| Written problem |
Return all lines where the word "title" can be found.

[Stored data entries]
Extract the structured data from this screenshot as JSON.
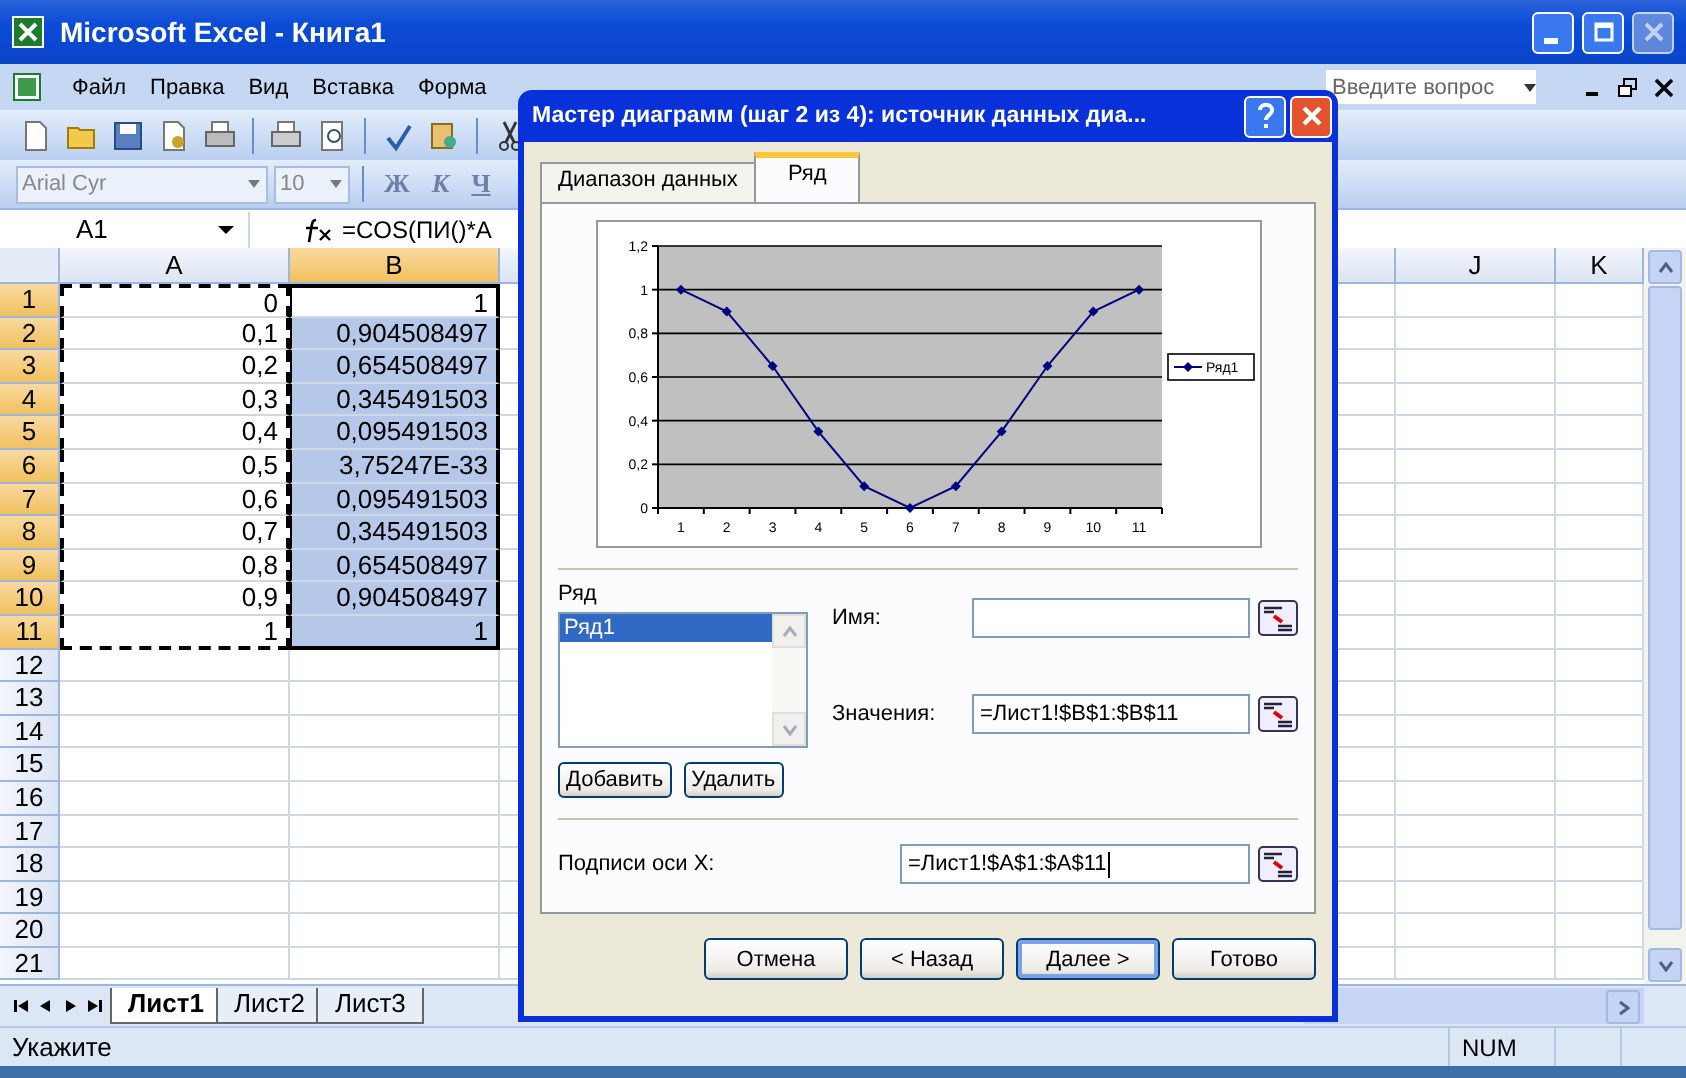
{
  "window": {
    "title": "Microsoft Excel - Книга1"
  },
  "menu": [
    "Файл",
    "Правка",
    "Вид",
    "Вставка",
    "Форма"
  ],
  "help_search": {
    "placeholder": "Введите вопрос"
  },
  "format_toolbar": {
    "font": "Arial Cyr",
    "size": "10",
    "buttons": [
      "Ж",
      "К",
      "Ч"
    ]
  },
  "formula_bar": {
    "name_box": "A1",
    "formula": "=COS(ПИ()*A"
  },
  "sheet": {
    "columns": [
      {
        "label": "A",
        "selected": false
      },
      {
        "label": "B",
        "selected": true
      },
      {
        "selected": false
      },
      {
        "label": "J",
        "selected": false
      },
      {
        "label": "K",
        "selected": false
      }
    ],
    "rows": [
      {
        "number": "1",
        "selected": true,
        "cells": [
          "0",
          "1"
        ]
      },
      {
        "number": "2",
        "selected": true,
        "cells": [
          "0,1",
          "0,904508497"
        ]
      },
      {
        "number": "3",
        "selected": true,
        "cells": [
          "0,2",
          "0,654508497"
        ]
      },
      {
        "number": "4",
        "selected": true,
        "cells": [
          "0,3",
          "0,345491503"
        ]
      },
      {
        "number": "5",
        "selected": true,
        "cells": [
          "0,4",
          "0,095491503"
        ]
      },
      {
        "number": "6",
        "selected": true,
        "cells": [
          "0,5",
          "3,75247E-33"
        ]
      },
      {
        "number": "7",
        "selected": true,
        "cells": [
          "0,6",
          "0,095491503"
        ]
      },
      {
        "number": "8",
        "selected": true,
        "cells": [
          "0,7",
          "0,345491503"
        ]
      },
      {
        "number": "9",
        "selected": true,
        "cells": [
          "0,8",
          "0,654508497"
        ]
      },
      {
        "number": "10",
        "selected": true,
        "cells": [
          "0,9",
          "0,904508497"
        ]
      },
      {
        "number": "11",
        "selected": true,
        "cells": [
          "1",
          "1"
        ]
      },
      {
        "number": "12",
        "selected": false,
        "cells": []
      },
      {
        "number": "13",
        "selected": false,
        "cells": []
      },
      {
        "number": "14",
        "selected": false,
        "cells": []
      },
      {
        "number": "15",
        "selected": false,
        "cells": []
      },
      {
        "number": "16",
        "selected": false,
        "cells": []
      },
      {
        "number": "17",
        "selected": false,
        "cells": []
      },
      {
        "number": "18",
        "selected": false,
        "cells": []
      },
      {
        "number": "19",
        "selected": false,
        "cells": []
      },
      {
        "number": "20",
        "selected": false,
        "cells": []
      },
      {
        "number": "21",
        "selected": false,
        "cells": []
      }
    ]
  },
  "sheet_tabs": [
    {
      "label": "Лист1",
      "selected": true
    },
    {
      "label": "Лист2",
      "selected": false
    },
    {
      "label": "Лист3",
      "selected": false
    }
  ],
  "status_bar": {
    "text": "Укажите",
    "indicator": "NUM"
  },
  "dialog": {
    "title": "Мастер диаграмм (шаг 2 из 4): источник данных диа...",
    "tabs": [
      {
        "label": "Диапазон данных",
        "selected": false
      },
      {
        "label": "Ряд",
        "selected": true
      }
    ],
    "chart_data": {
      "type": "line",
      "grid": true,
      "categories": [
        "1",
        "2",
        "3",
        "4",
        "5",
        "6",
        "7",
        "8",
        "9",
        "10",
        "11"
      ],
      "series": [
        {
          "name": "Ряд1",
          "color": "#000080",
          "marker": "diamond",
          "values": [
            1,
            0.9,
            0.65,
            0.35,
            0.1,
            0,
            0.1,
            0.35,
            0.65,
            0.9,
            1
          ]
        }
      ],
      "ylim": [
        0,
        1.2
      ],
      "yticks": [
        {
          "value": 0,
          "label": "0"
        },
        {
          "value": 0.2,
          "label": "0,2"
        },
        {
          "value": 0.4,
          "label": "0,4"
        },
        {
          "value": 0.6,
          "label": "0,6"
        },
        {
          "value": 0.8,
          "label": "0,8"
        },
        {
          "value": 1,
          "label": "1"
        },
        {
          "value": 1.2,
          "label": "1,2"
        }
      ]
    },
    "series_label": "Ряд",
    "series_list": [
      {
        "label": "Ряд1",
        "selected": true
      }
    ],
    "name_field": {
      "label": "Имя:"
    },
    "values_field": {
      "label": "Значения:",
      "value": "=Лист1!$B$1:$B$11"
    },
    "add_button": "Добавить",
    "remove_button": "Удалить",
    "x_labels_field": {
      "label": "Подписи оси X:",
      "value": "=Лист1!$A$1:$A$11"
    },
    "buttons": [
      {
        "label": "Отмена",
        "default": false
      },
      {
        "label": "< Назад",
        "default": false
      },
      {
        "label": "Далее >",
        "default": true
      },
      {
        "label": "Готово",
        "default": false
      }
    ]
  }
}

| Result of this exercise |
    "title": "Microsoft Excel - Книга1"
    "title": "Мастер диаграмм (шаг 2 из 4): источник данных диа...",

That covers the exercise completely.